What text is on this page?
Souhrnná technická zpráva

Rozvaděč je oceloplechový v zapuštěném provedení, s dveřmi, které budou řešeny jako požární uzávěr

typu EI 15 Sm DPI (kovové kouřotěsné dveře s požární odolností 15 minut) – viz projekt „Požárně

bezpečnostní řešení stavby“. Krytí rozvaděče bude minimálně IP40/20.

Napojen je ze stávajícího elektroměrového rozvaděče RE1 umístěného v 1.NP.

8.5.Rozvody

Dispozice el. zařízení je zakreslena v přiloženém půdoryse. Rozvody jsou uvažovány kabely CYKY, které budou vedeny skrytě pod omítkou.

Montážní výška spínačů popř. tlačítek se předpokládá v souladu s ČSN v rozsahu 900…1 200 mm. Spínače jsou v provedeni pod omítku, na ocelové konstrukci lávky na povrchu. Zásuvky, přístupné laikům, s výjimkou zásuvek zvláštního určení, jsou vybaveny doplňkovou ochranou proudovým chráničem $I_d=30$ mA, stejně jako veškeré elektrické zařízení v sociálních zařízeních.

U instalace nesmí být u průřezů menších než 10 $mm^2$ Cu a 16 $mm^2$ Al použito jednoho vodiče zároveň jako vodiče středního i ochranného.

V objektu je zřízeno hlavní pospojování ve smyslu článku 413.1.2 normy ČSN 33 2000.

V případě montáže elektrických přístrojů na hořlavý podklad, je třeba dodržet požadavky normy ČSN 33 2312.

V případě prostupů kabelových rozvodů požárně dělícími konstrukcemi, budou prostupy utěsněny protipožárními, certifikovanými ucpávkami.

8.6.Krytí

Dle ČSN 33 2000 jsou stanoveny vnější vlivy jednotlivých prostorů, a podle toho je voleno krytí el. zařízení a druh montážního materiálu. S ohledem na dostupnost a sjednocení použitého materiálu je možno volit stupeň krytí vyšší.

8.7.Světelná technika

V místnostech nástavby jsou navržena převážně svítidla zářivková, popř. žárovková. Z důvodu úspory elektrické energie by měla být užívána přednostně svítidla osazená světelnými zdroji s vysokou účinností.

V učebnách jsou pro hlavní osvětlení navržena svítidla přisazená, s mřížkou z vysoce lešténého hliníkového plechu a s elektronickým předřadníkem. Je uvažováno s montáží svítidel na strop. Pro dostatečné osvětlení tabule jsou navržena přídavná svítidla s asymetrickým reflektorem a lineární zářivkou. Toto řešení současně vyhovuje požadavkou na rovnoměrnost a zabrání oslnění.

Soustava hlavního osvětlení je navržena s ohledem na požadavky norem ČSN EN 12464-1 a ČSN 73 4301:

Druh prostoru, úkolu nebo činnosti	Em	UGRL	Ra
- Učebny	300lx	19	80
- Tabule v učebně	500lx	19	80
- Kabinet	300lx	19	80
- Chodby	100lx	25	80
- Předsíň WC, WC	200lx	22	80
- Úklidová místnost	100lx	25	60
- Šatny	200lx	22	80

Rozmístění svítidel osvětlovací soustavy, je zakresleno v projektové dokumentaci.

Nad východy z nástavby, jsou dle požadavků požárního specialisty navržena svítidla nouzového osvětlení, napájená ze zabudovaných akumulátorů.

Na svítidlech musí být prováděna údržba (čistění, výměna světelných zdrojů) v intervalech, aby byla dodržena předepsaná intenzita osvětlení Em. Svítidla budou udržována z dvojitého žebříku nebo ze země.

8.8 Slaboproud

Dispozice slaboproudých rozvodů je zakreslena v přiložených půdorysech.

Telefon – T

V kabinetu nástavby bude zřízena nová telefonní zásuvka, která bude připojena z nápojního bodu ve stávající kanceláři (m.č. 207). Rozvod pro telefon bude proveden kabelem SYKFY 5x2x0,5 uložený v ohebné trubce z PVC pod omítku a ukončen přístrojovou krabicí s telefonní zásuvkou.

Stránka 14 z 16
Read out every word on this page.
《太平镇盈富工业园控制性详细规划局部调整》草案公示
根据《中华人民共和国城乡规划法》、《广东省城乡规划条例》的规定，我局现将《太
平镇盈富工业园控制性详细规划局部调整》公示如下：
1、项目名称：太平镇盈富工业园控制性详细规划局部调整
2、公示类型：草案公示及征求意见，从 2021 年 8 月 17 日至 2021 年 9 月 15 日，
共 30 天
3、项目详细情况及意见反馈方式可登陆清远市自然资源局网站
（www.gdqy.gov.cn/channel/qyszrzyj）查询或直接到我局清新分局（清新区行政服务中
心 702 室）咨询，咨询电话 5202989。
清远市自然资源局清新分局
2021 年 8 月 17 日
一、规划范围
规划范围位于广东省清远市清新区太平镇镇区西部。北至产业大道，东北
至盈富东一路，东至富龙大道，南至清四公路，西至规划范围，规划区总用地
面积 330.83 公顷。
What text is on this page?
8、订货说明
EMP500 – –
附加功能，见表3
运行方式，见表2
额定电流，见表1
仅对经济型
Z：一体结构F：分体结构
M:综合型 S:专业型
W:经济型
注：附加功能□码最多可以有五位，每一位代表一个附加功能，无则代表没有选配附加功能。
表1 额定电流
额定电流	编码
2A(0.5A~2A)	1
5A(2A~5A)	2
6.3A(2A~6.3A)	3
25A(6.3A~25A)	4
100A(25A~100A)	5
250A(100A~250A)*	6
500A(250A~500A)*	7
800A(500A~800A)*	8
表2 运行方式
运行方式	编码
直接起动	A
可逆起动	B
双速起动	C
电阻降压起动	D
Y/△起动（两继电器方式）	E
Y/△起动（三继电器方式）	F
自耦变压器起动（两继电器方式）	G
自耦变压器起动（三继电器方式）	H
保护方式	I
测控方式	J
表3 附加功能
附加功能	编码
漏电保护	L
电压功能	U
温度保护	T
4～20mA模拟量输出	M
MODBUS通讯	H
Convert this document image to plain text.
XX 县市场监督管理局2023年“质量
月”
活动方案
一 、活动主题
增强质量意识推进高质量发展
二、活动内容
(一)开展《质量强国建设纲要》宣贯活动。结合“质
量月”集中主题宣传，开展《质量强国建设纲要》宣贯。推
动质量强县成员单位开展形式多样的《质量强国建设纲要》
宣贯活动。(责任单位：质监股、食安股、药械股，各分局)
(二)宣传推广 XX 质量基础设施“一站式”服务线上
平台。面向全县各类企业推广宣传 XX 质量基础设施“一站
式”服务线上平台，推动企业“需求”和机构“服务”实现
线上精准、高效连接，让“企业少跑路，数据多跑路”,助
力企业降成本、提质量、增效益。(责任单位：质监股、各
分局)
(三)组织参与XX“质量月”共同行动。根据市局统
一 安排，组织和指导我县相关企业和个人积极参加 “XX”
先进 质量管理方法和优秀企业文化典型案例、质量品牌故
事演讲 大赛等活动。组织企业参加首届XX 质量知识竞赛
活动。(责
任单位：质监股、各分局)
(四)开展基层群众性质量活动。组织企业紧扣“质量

* [Work to complete]
Please give back all of the records exactly as written.

* [Task result]
What text is on this page?
Souhrnná technická zpráva

Rozvaděč je oceloplechový v zapuštěném provedení, s dveřmi, které budou řešeny jako požární uzávěr

typu EI 15 Sm DPI (kovové kouřotěsné dveře s požární odolností 15 minut) – viz projekt „Požárně

bezpečnostní řešení stavby“. Krytí rozvaděče bude minimálně IP40/20.

Napojen je ze stávajícího elektroměrového rozvaděče RE1 umístěného v 1.NP.

8.5.Rozvody

Dispozice el. zařízení je zakreslena v přiloženém půdoryse. Rozvody jsou uvažovány kabely CYKY, které budou vedeny skrytě pod omítkou.

Montážní výška spínačů popř. tlačítek se předpokládá v souladu s ČSN v rozsahu 900…1 200 mm. Spínače jsou v provedeni pod omítku, na ocelové konstrukci lávky na povrchu. Zásuvky, přístupné laikům, s výjimkou zásuvek zvláštního určení, jsou vybaveny doplňkovou ochranou proudovým chráničem $I_d=30$ mA, stejně jako veškeré elektrické zařízení v sociálních zařízeních.

U instalace nesmí být u průřezů menších než 10 $mm^2$ Cu a 16 $mm^2$ Al použito jednoho vodiče zároveň jako vodiče středního i ochranného.

V objektu je zřízeno hlavní pospojování ve smyslu článku 413.1.2 normy ČSN 33 2000.

V případě montáže elektrických přístrojů na hořlavý podklad, je třeba dodržet požadavky normy ČSN 33 2312.

V případě prostupů kabelových rozvodů požárně dělícími konstrukcemi, budou prostupy utěsněny protipožárními, certifikovanými ucpávkami.

8.6.Krytí

Dle ČSN 33 2000 jsou stanoveny vnější vlivy jednotlivých prostorů, a podle toho je voleno krytí el. zařízení a druh montážního materiálu. S ohledem na dostupnost a sjednocení použitého materiálu je možno volit stupeň krytí vyšší.

8.7.Světelná technika

V místnostech nástavby jsou navržena převážně svítidla zářivková, popř. žárovková. Z důvodu úspory elektrické energie by měla být užívána přednostně svítidla osazená světelnými zdroji s vysokou účinností.

V učebnách jsou pro hlavní osvětlení navržena svítidla přisazená, s mřížkou z vysoce lešténého hliníkového plechu a s elektronickým předřadníkem. Je uvažováno s montáží svítidel na strop. Pro dostatečné osvětlení tabule jsou navržena přídavná svítidla s asymetrickým reflektorem a lineární zářivkou. Toto řešení současně vyhovuje požadavkou na rovnoměrnost a zabrání oslnění.

Soustava hlavního osvětlení je navržena s ohledem na požadavky norem ČSN EN 12464-1 a ČSN 73 4301:

Druh prostoru, úkolu nebo činnosti	Em	UGRL	Ra
- Učebny	300lx	19	80
- Tabule v učebně	500lx	19	80
- Kabinet	300lx	19	80
- Chodby	100lx	25	80
- Předsíň WC, WC	200lx	22	80
- Úklidová místnost	100lx	25	60
- Šatny	200lx	22	80

Rozmístění svítidel osvětlovací soustavy, je zakresleno v projektové dokumentaci.

Nad východy z nástavby, jsou dle požadavků požárního specialisty navržena svítidla nouzového osvětlení, napájená ze zabudovaných akumulátorů.

Na svítidlech musí být prováděna údržba (čistění, výměna světelných zdrojů) v intervalech, aby byla dodržena předepsaná intenzita osvětlení Em. Svítidla budou udržována z dvojitého žebříku nebo ze země.

8.8 Slaboproud

Dispozice slaboproudých rozvodů je zakreslena v přiložených půdorysech.

Telefon – T

V kabinetu nástavby bude zřízena nová telefonní zásuvka, která bude připojena z nápojního bodu ve stávající kanceláři (m.č. 207). Rozvod pro telefon bude proveden kabelem SYKFY 5x2x0,5 uložený v ohebné trubce z PVC pod omítku a ukončen přístrojovou krabicí s telefonní zásuvkou.

Stránka 14 z 16
Read out every word on this page.
《太平镇盈富工业园控制性详细规划局部调整》草案公示
根据《中华人民共和国城乡规划法》、《广东省城乡规划条例》的规定，我局现将《太
平镇盈富工业园控制性详细规划局部调整》公示如下：
1、项目名称：太平镇盈富工业园控制性详细规划局部调整
2、公示类型：草案公示及征求意见，从 2021 年 8 月 17 日至 2021 年 9 月 15 日，
共 30 天
3、项目详细情况及意见反馈方式可登陆清远市自然资源局网站
（www.gdqy.gov.cn/channel/qyszrzyj）查询或直接到我局清新分局（清新区行政服务中
心 702 室）咨询，咨询电话 5202989。
清远市自然资源局清新分局
2021 年 8 月 17 日
一、规划范围
规划范围位于广东省清远市清新区太平镇镇区西部。北至产业大道，东北
至盈富东一路，东至富龙大道，南至清四公路，西至规划范围，规划区总用地
面积 330.83 公顷。
What text is on this page?
8、订货说明
EMP500 – –
附加功能，见表3
运行方式，见表2
额定电流，见表1
仅对经济型
Z：一体结构F：分体结构
M:综合型 S:专业型
W:经济型
注：附加功能□码最多可以有五位，每一位代表一个附加功能，无则代表没有选配附加功能。
表1 额定电流
额定电流	编码
2A(0.5A~2A)	1
5A(2A~5A)	2
6.3A(2A~6.3A)	3
25A(6.3A~25A)	4
100A(25A~100A)	5
250A(100A~250A)*	6
500A(250A~500A)*	7
800A(500A~800A)*	8
表2 运行方式
运行方式	编码
直接起动	A
可逆起动	B
双速起动	C
电阻降压起动	D
Y/△起动（两继电器方式）	E
Y/△起动（三继电器方式）	F
自耦变压器起动（两继电器方式）	G
自耦变压器起动（三继电器方式）	H
保护方式	I
测控方式	J
表3 附加功能
附加功能	编码
漏电保护	L
电压功能	U
温度保护	T
4～20mA模拟量输出	M
MODBUS通讯	H
Convert this document image to plain text.
XX 县市场监督管理局2023年“质量
月”
活动方案
一 、活动主题
增强质量意识推进高质量发展
二、活动内容
(一)开展《质量强国建设纲要》宣贯活动。结合“质
量月”集中主题宣传，开展《质量强国建设纲要》宣贯。推
动质量强县成员单位开展形式多样的《质量强国建设纲要》
宣贯活动。(责任单位：质监股、食安股、药械股，各分局)
(二)宣传推广 XX 质量基础设施“一站式”服务线上
平台。面向全县各类企业推广宣传 XX 质量基础设施“一站
式”服务线上平台，推动企业“需求”和机构“服务”实现
线上精准、高效连接，让“企业少跑路，数据多跑路”,助
力企业降成本、提质量、增效益。(责任单位：质监股、各
分局)
(三)组织参与XX“质量月”共同行动。根据市局统
一 安排，组织和指导我县相关企业和个人积极参加 “XX”
先进 质量管理方法和优秀企业文化典型案例、质量品牌故
事演讲 大赛等活动。组织企业参加首届XX 质量知识竞赛
活动。(责
任单位：质监股、各分局)
(四)开展基层群众性质量活动。组织企业紧扣“质量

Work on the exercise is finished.